■ What is needed
Pick out each line containing the string "Viñas" and copy it.

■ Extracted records
# # #

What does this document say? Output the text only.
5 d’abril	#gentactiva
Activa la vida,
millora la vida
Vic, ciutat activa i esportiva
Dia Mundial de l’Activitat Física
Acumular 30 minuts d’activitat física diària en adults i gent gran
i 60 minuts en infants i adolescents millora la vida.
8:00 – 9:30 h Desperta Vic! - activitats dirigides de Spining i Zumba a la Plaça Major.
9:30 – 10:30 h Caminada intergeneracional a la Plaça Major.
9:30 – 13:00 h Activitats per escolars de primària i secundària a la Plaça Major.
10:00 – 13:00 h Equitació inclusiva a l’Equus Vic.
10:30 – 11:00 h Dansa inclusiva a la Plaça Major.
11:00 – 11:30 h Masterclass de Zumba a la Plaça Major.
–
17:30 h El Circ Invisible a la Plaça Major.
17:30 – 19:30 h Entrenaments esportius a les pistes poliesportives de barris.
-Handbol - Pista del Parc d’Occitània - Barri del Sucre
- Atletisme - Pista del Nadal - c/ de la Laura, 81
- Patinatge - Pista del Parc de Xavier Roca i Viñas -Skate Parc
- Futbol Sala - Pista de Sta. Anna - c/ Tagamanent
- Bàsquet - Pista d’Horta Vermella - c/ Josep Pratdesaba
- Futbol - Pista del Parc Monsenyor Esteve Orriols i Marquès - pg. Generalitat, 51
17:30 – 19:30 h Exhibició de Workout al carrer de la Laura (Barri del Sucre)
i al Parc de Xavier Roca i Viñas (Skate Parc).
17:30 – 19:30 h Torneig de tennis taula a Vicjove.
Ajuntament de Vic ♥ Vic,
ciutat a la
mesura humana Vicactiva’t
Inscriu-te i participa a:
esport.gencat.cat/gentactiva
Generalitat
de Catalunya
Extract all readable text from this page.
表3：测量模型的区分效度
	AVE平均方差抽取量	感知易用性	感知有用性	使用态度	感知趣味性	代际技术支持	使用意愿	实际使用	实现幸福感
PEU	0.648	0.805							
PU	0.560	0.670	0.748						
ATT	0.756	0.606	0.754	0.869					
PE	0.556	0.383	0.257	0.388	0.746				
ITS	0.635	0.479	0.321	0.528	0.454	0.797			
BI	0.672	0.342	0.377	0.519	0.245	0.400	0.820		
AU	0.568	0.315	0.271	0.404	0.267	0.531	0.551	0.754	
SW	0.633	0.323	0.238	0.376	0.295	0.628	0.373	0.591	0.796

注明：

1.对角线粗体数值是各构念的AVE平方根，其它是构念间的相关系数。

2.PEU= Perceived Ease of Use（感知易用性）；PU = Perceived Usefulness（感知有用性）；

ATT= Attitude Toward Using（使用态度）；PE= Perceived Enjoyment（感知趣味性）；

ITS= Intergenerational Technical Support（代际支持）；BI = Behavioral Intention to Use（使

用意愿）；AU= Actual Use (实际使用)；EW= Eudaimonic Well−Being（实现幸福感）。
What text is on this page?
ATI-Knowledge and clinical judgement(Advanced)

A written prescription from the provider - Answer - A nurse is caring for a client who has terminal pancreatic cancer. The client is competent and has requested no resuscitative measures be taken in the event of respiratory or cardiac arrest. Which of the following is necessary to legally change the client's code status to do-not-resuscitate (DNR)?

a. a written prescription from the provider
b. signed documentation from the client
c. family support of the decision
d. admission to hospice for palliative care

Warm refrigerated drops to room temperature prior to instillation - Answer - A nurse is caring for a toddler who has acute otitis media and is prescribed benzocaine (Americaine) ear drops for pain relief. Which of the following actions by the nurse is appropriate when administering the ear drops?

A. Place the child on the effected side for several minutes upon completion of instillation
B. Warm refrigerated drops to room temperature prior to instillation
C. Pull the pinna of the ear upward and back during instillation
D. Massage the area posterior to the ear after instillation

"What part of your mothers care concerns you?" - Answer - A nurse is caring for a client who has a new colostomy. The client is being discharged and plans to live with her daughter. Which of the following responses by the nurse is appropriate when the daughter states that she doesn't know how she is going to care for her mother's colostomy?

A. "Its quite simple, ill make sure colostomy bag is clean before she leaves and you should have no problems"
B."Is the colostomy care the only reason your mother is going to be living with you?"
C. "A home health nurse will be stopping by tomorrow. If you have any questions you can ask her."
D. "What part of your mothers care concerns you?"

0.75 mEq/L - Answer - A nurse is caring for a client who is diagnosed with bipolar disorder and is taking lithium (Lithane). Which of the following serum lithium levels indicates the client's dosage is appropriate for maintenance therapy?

# # #

■ Response
- Patinatge - Pista del Parc de Xavier Roca i Viñas -Skate Parc
i al Parc de Xavier Roca i Viñas (Skate Parc).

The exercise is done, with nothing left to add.